What you are asked to do:
Reproduce the listing verbatim.

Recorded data

• • • •

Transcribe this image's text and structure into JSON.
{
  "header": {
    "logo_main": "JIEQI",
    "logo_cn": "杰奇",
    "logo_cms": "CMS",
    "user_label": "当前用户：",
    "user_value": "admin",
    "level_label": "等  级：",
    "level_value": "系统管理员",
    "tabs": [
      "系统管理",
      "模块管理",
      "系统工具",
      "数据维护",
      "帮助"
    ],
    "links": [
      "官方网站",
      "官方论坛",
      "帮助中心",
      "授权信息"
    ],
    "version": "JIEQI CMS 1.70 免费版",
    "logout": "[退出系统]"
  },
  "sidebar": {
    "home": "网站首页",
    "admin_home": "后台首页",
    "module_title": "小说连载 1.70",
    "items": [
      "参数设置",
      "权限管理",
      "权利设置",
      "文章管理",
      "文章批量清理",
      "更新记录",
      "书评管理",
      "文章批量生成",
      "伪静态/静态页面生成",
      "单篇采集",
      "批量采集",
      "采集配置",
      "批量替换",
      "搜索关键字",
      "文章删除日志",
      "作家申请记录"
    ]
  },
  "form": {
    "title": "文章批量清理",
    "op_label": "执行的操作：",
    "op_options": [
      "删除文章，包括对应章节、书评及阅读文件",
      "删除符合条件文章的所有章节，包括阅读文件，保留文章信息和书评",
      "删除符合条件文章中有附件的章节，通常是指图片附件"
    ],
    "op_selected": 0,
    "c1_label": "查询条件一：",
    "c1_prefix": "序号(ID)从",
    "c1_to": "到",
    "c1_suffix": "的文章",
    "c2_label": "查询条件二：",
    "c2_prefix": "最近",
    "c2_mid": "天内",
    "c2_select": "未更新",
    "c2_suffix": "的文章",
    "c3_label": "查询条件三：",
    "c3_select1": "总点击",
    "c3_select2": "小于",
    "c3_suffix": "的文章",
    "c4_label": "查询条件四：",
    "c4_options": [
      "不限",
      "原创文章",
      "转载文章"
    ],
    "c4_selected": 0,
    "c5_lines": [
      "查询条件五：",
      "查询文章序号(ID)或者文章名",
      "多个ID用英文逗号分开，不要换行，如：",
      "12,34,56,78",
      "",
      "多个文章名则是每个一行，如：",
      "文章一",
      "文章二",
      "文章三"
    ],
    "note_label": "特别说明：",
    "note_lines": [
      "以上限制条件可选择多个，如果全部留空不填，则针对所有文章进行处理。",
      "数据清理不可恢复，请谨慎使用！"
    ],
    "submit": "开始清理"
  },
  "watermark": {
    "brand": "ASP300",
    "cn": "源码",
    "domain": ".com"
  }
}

• • • •

Finished exercise:
Transcribe this image's text and structure into JSON.
{
  "header": {
    "logo_main": "JIEQI",
    "logo_cn": "杰奇",
    "logo_cms": "CMS",
    "user_label": "当前用户：",
    "user_value": "admin",
    "level_label": "等  级：",
    "level_value": "系统管理员",
    "tabs": [
      "系统管理",
      "模块管理",
      "系统工具",
      "数据维护",
      "帮助"
    ],
    "links": [
      "官方网站",
      "官方论坛",
      "帮助中心",
      "授权信息"
    ],
    "version": "JIEQI CMS 1.70 免费版",
    "logout": "[退出系统]"
  },
  "sidebar": {
    "home": "网站首页",
    "admin_home": "后台首页",
    "module_title": "小说连载 1.70",
    "items": [
      "参数设置",
      "权限管理",
      "权利设置",
      "文章管理",
      "文章批量清理",
      "更新记录",
      "书评管理",
      "文章批量生成",
      "伪静态/静态页面生成",
      "单篇采集",
      "批量采集",
      "采集配置",
      "批量替换",
      "搜索关键字",
      "文章删除日志",
      "作家申请记录"
    ]
  },
  "form": {
    "title": "文章批量清理",
    "op_label": "执行的操作：",
    "op_options": [
      "删除文章，包括对应章节、书评及阅读文件",
      "删除符合条件文章的所有章节，包括阅读文件，保留文章信息和书评",
      "删除符合条件文章中有附件的章节，通常是指图片附件"
    ],
    "op_selected": 0,
    "c1_label": "查询条件一：",
    "c1_prefix": "序号(ID)从",
    "c1_to": "到",
    "c1_suffix": "的文章",
    "c2_label": "查询条件二：",
    "c2_prefix": "最近",
    "c2_mid": "天内",
    "c2_select": "未更新",
    "c2_suffix": "的文章",
    "c3_label": "查询条件三：",
    "c3_select1": "总点击",
    "c3_select2": "小于",
    "c3_suffix": "的文章",
    "c4_label": "查询条件四：",
    "c4_options": [
      "不限",
      "原创文章",
      "转载文章"
    ],
    "c4_selected": 0,
    "c5_lines": [
      "查询条件五：",
      "查询文章序号(ID)或者文章名",
      "多个ID用英文逗号分开，不要换行，如：",
      "12,34,56,78",
      "",
      "多个文章名则是每个一行，如：",
      "文章一",
      "文章二",
      "文章三"
    ],
    "note_label": "特别说明：",
    "note_lines": [
      "以上限制条件可选择多个，如果全部留空不填，则针对所有文章进行处理。",
      "数据清理不可恢复，请谨慎使用！"
    ],
    "submit": "开始清理"
  },
  "watermark": {
    "brand": "ASP300",
    "cn": "源码",
    "domain": ".com"
  }
}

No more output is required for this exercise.